(Entries from a visual dataset)
== == ==

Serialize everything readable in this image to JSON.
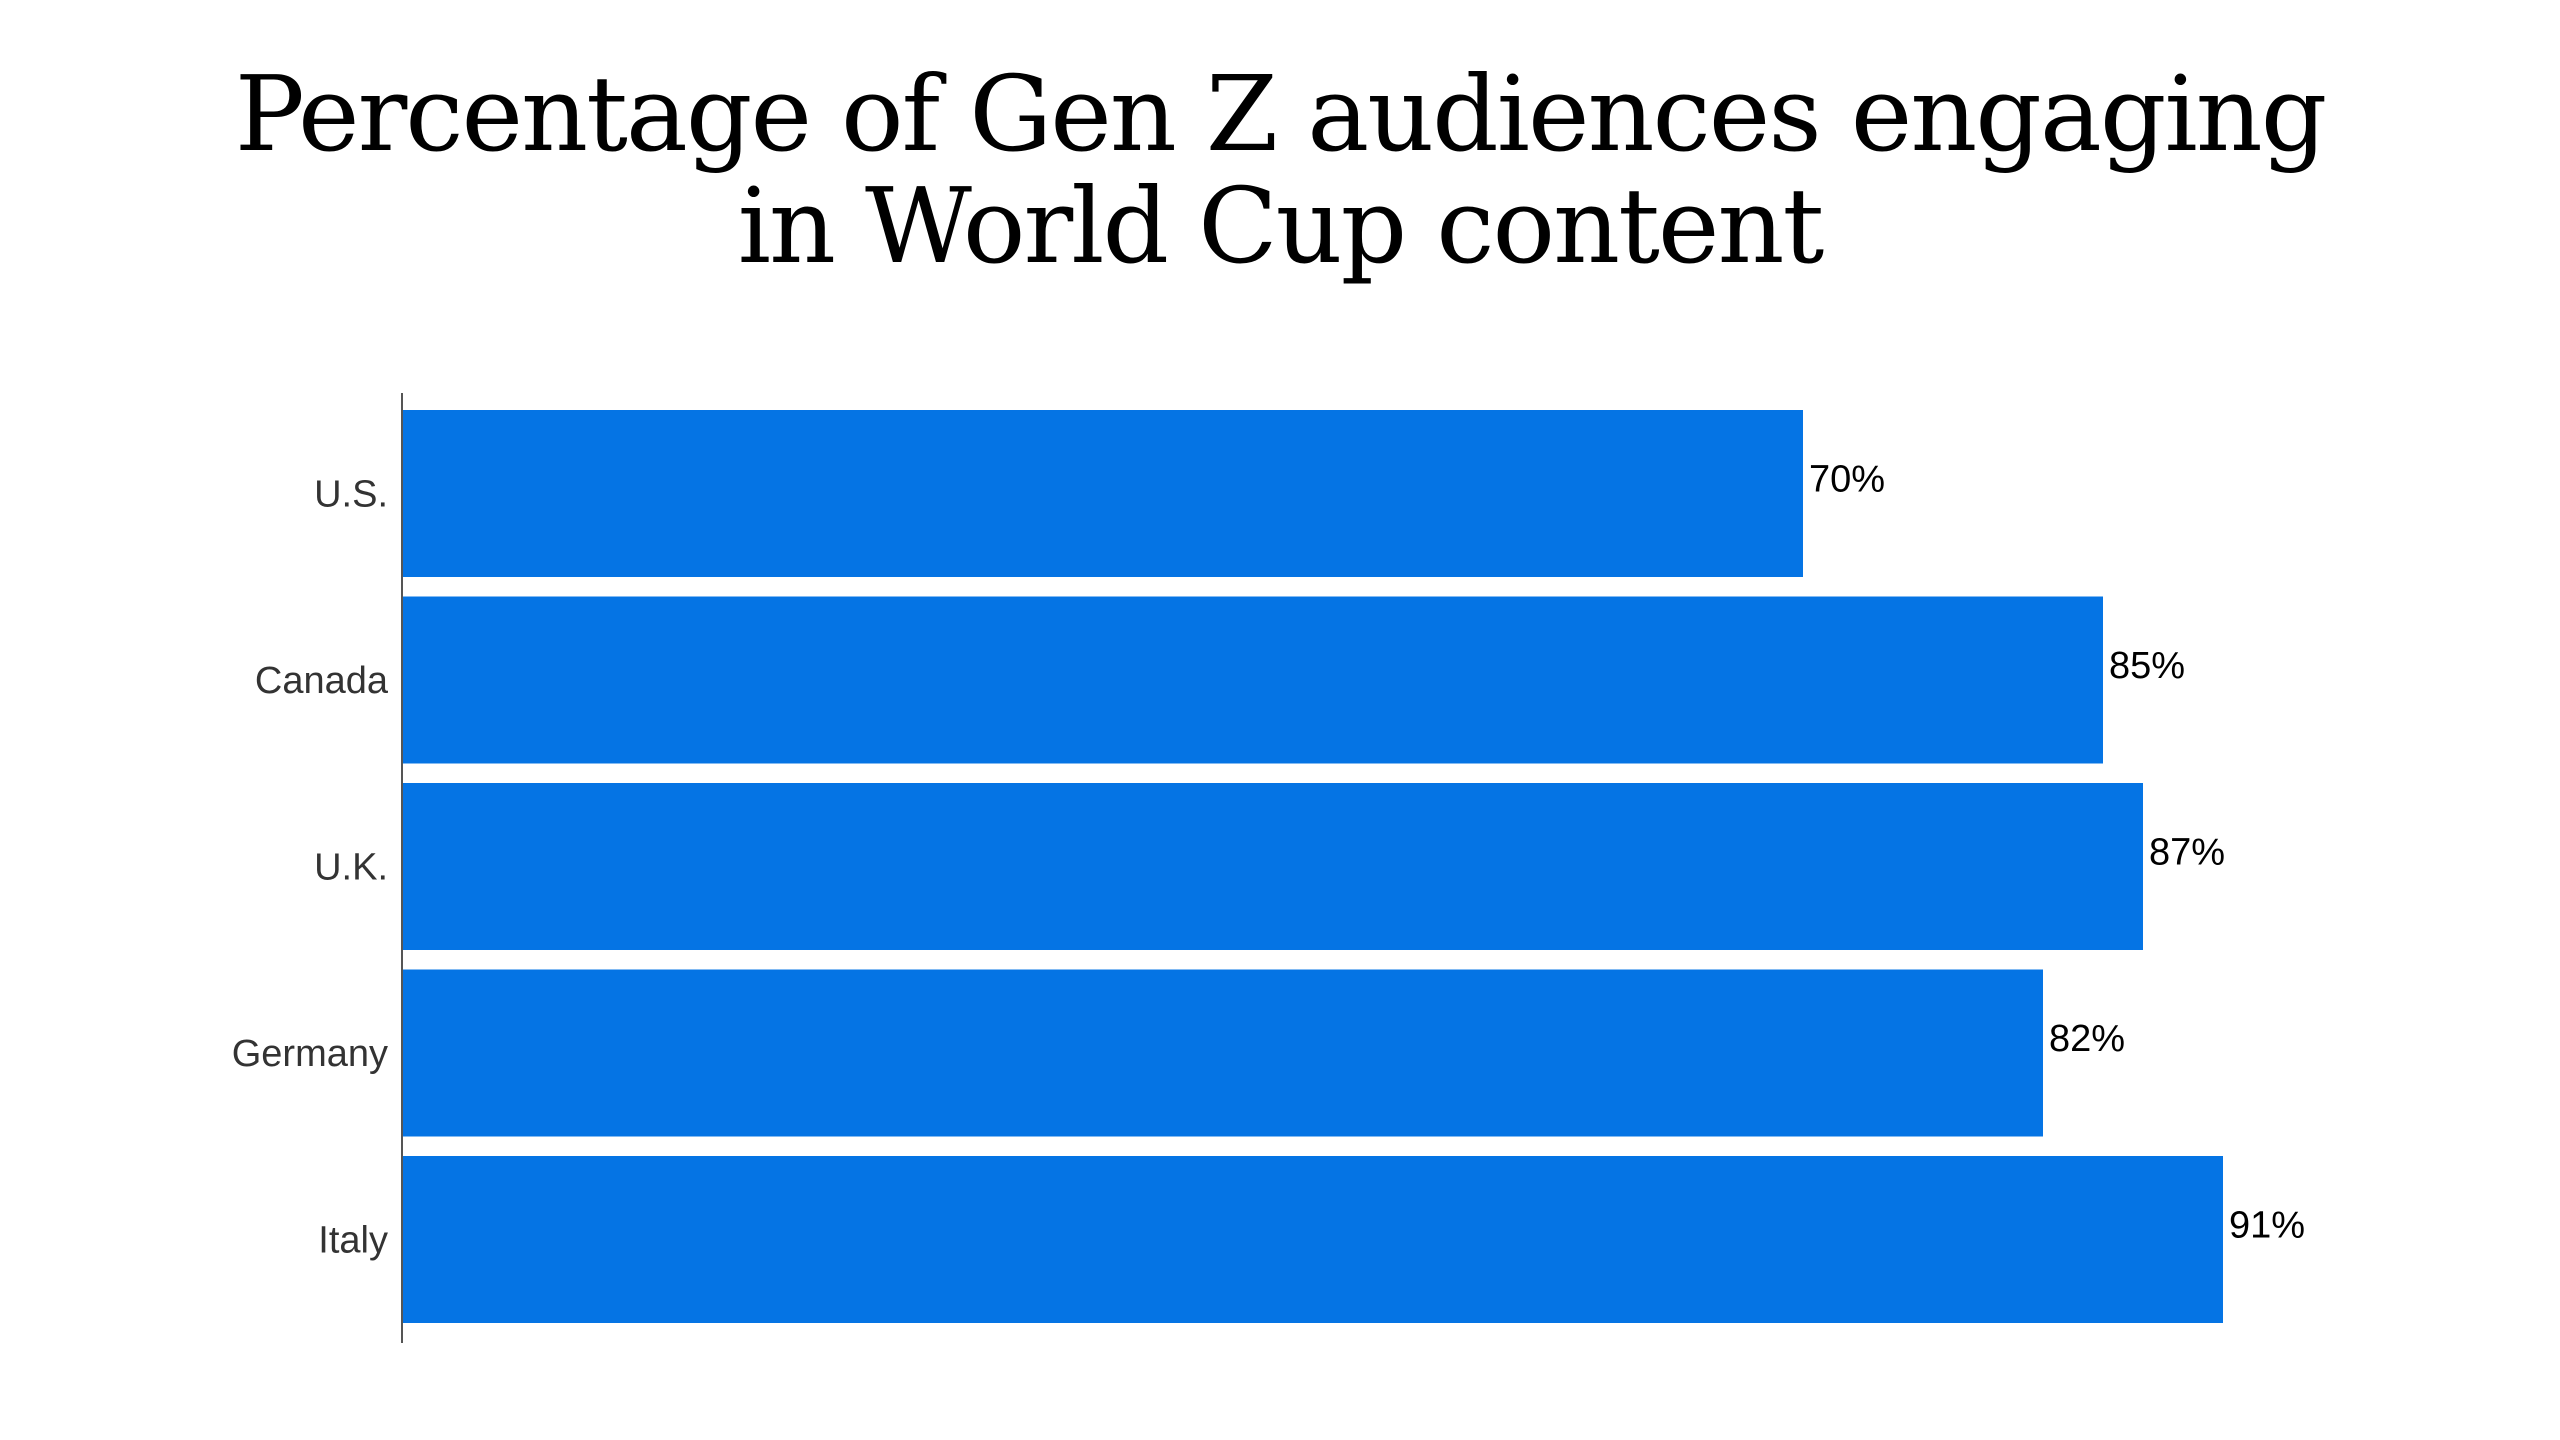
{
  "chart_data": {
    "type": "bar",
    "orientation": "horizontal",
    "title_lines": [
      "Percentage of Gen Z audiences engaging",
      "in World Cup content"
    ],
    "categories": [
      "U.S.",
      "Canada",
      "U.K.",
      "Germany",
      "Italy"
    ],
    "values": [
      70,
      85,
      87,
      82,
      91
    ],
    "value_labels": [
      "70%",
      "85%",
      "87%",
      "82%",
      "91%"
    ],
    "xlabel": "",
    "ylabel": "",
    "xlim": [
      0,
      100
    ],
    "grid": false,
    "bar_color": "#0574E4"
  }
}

== == ==

THE EXERCISE — Write out the full listing verbatim, excluding its pictures.

EXPECTED OUTPUT —
Serialize everything readable in this image to JSON.
{
  "chart_data": {
    "type": "bar",
    "orientation": "horizontal",
    "title_lines": [
      "Percentage of Gen Z audiences engaging",
      "in World Cup content"
    ],
    "categories": [
      "U.S.",
      "Canada",
      "U.K.",
      "Germany",
      "Italy"
    ],
    "values": [
      70,
      85,
      87,
      82,
      91
    ],
    "value_labels": [
      "70%",
      "85%",
      "87%",
      "82%",
      "91%"
    ],
    "xlabel": "",
    "ylabel": "",
    "xlim": [
      0,
      100
    ],
    "grid": false,
    "bar_color": "#0574E4"
  }
}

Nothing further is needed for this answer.